# Data shown
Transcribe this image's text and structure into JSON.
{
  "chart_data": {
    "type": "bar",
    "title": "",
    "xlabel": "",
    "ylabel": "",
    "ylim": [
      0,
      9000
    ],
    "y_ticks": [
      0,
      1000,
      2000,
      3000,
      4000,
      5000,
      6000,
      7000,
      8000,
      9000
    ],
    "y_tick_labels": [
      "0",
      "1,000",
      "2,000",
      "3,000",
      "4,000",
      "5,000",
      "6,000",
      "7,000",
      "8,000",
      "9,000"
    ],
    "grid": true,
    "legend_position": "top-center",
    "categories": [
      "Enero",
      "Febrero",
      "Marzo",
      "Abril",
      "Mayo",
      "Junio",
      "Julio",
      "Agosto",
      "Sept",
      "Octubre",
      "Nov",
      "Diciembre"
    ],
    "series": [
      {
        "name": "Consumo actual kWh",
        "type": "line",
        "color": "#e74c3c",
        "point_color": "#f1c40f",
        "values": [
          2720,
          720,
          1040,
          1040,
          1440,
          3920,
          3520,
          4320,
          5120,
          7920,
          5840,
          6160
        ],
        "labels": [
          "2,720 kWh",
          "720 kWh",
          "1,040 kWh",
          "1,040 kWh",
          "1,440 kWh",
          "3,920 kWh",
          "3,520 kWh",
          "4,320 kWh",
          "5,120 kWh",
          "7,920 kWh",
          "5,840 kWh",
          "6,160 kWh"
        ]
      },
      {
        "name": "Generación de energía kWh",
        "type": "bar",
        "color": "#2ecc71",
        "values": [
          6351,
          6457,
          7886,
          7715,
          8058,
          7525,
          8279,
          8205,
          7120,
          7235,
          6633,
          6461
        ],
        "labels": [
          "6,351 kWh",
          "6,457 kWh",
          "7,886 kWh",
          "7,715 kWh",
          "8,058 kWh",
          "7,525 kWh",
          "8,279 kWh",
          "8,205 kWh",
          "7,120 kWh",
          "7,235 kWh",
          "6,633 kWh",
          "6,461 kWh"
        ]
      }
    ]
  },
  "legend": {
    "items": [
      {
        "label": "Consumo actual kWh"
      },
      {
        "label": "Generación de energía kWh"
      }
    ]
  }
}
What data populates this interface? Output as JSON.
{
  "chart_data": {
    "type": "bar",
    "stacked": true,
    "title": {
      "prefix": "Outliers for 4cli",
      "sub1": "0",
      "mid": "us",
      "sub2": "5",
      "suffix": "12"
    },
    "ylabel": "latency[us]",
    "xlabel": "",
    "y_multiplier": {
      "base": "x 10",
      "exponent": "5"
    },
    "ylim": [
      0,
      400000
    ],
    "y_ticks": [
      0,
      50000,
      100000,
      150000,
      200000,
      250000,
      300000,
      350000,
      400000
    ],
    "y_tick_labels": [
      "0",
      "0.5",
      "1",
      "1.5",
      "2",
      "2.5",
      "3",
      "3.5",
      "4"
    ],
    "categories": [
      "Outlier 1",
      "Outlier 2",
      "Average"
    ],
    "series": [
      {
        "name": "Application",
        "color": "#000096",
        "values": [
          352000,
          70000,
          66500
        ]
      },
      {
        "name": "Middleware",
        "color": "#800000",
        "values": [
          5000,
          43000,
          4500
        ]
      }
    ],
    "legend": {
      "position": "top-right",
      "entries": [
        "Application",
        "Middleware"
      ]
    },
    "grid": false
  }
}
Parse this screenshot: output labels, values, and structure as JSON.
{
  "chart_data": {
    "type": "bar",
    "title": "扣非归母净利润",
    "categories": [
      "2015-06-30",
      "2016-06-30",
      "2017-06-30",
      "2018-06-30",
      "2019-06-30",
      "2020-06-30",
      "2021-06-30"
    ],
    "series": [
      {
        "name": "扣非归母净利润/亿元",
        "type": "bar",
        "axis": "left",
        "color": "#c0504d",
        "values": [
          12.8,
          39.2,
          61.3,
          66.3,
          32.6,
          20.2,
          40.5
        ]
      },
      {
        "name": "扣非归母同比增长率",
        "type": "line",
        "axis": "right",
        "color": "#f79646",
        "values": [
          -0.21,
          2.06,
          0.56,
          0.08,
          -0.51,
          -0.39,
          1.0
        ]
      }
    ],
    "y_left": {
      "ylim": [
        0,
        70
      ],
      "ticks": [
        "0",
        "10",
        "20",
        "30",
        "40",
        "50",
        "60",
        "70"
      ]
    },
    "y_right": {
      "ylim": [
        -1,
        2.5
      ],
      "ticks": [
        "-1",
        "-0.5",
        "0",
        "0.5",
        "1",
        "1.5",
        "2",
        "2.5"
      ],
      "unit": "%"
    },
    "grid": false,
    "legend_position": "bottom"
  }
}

# Brief
Reproduce every line of the material above exactly.

# Answer to the exercise
Transcribe this image's text and structure into JSON.
{
  "chart_data": {
    "type": "bar",
    "title": "",
    "xlabel": "",
    "ylabel": "",
    "ylim": [
      0,
      9000
    ],
    "y_ticks": [
      0,
      1000,
      2000,
      3000,
      4000,
      5000,
      6000,
      7000,
      8000,
      9000
    ],
    "y_tick_labels": [
      "0",
      "1,000",
      "2,000",
      "3,000",
      "4,000",
      "5,000",
      "6,000",
      "7,000",
      "8,000",
      "9,000"
    ],
    "grid": true,
    "legend_position": "top-center",
    "categories": [
      "Enero",
      "Febrero",
      "Marzo",
      "Abril",
      "Mayo",
      "Junio",
      "Julio",
      "Agosto",
      "Sept",
      "Octubre",
      "Nov",
      "Diciembre"
    ],
    "series": [
      {
        "name": "Consumo actual kWh",
        "type": "line",
        "color": "#e74c3c",
        "point_color": "#f1c40f",
        "values": [
          2720,
          720,
          1040,
          1040,
          1440,
          3920,
          3520,
          4320,
          5120,
          7920,
          5840,
          6160
        ],
        "labels": [
          "2,720 kWh",
          "720 kWh",
          "1,040 kWh",
          "1,040 kWh",
          "1,440 kWh",
          "3,920 kWh",
          "3,520 kWh",
          "4,320 kWh",
          "5,120 kWh",
          "7,920 kWh",
          "5,840 kWh",
          "6,160 kWh"
        ]
      },
      {
        "name": "Generación de energía kWh",
        "type": "bar",
        "color": "#2ecc71",
        "values": [
          6351,
          6457,
          7886,
          7715,
          8058,
          7525,
          8279,
          8205,
          7120,
          7235,
          6633,
          6461
        ],
        "labels": [
          "6,351 kWh",
          "6,457 kWh",
          "7,886 kWh",
          "7,715 kWh",
          "8,058 kWh",
          "7,525 kWh",
          "8,279 kWh",
          "8,205 kWh",
          "7,120 kWh",
          "7,235 kWh",
          "6,633 kWh",
          "6,461 kWh"
        ]
      }
    ]
  },
  "legend": {
    "items": [
      {
        "label": "Consumo actual kWh"
      },
      {
        "label": "Generación de energía kWh"
      }
    ]
  }
}
What data populates this interface? Output as JSON.
{
  "chart_data": {
    "type": "bar",
    "stacked": true,
    "title": {
      "prefix": "Outliers for 4cli",
      "sub1": "0",
      "mid": "us",
      "sub2": "5",
      "suffix": "12"
    },
    "ylabel": "latency[us]",
    "xlabel": "",
    "y_multiplier": {
      "base": "x 10",
      "exponent": "5"
    },
    "ylim": [
      0,
      400000
    ],
    "y_ticks": [
      0,
      50000,
      100000,
      150000,
      200000,
      250000,
      300000,
      350000,
      400000
    ],
    "y_tick_labels": [
      "0",
      "0.5",
      "1",
      "1.5",
      "2",
      "2.5",
      "3",
      "3.5",
      "4"
    ],
    "categories": [
      "Outlier 1",
      "Outlier 2",
      "Average"
    ],
    "series": [
      {
        "name": "Application",
        "color": "#000096",
        "values": [
          352000,
          70000,
          66500
        ]
      },
      {
        "name": "Middleware",
        "color": "#800000",
        "values": [
          5000,
          43000,
          4500
        ]
      }
    ],
    "legend": {
      "position": "top-right",
      "entries": [
        "Application",
        "Middleware"
      ]
    },
    "grid": false
  }
}
Parse this screenshot: output labels, values, and structure as JSON.
{
  "chart_data": {
    "type": "bar",
    "title": "扣非归母净利润",
    "categories": [
      "2015-06-30",
      "2016-06-30",
      "2017-06-30",
      "2018-06-30",
      "2019-06-30",
      "2020-06-30",
      "2021-06-30"
    ],
    "series": [
      {
        "name": "扣非归母净利润/亿元",
        "type": "bar",
        "axis": "left",
        "color": "#c0504d",
        "values": [
          12.8,
          39.2,
          61.3,
          66.3,
          32.6,
          20.2,
          40.5
        ]
      },
      {
        "name": "扣非归母同比增长率",
        "type": "line",
        "axis": "right",
        "color": "#f79646",
        "values": [
          -0.21,
          2.06,
          0.56,
          0.08,
          -0.51,
          -0.39,
          1.0
        ]
      }
    ],
    "y_left": {
      "ylim": [
        0,
        70
      ],
      "ticks": [
        "0",
        "10",
        "20",
        "30",
        "40",
        "50",
        "60",
        "70"
      ]
    },
    "y_right": {
      "ylim": [
        -1,
        2.5
      ],
      "ticks": [
        "-1",
        "-0.5",
        "0",
        "0.5",
        "1",
        "1.5",
        "2",
        "2.5"
      ],
      "unit": "%"
    },
    "grid": false,
    "legend_position": "bottom"
  }
}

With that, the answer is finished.